» Task details
Count the lines below that contain the string "ticks". Reply with the number alone.

» Material shown
** Begin **
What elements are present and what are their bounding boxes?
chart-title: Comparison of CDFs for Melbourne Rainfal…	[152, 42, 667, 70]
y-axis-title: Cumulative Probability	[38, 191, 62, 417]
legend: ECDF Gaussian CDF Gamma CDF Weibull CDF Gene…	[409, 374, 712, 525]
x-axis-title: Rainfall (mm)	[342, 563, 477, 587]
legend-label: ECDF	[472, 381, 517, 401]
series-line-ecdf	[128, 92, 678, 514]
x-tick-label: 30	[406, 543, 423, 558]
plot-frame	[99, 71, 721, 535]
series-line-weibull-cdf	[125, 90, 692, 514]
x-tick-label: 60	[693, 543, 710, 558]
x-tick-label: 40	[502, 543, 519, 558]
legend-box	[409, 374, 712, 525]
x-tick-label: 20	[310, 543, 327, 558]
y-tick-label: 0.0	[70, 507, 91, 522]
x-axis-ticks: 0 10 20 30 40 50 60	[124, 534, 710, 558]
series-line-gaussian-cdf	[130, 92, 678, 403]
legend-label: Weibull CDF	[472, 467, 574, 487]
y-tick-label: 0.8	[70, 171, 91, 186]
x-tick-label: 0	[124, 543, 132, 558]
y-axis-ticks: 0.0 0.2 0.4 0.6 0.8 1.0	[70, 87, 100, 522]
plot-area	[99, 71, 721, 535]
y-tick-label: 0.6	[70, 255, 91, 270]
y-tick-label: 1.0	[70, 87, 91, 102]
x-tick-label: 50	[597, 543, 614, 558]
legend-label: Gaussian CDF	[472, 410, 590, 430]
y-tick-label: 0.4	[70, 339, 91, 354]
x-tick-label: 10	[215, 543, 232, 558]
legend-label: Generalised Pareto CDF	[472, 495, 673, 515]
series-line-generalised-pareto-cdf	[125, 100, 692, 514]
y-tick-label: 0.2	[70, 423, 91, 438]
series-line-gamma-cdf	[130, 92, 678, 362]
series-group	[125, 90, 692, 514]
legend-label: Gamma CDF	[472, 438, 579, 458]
** End **
» Completed task
2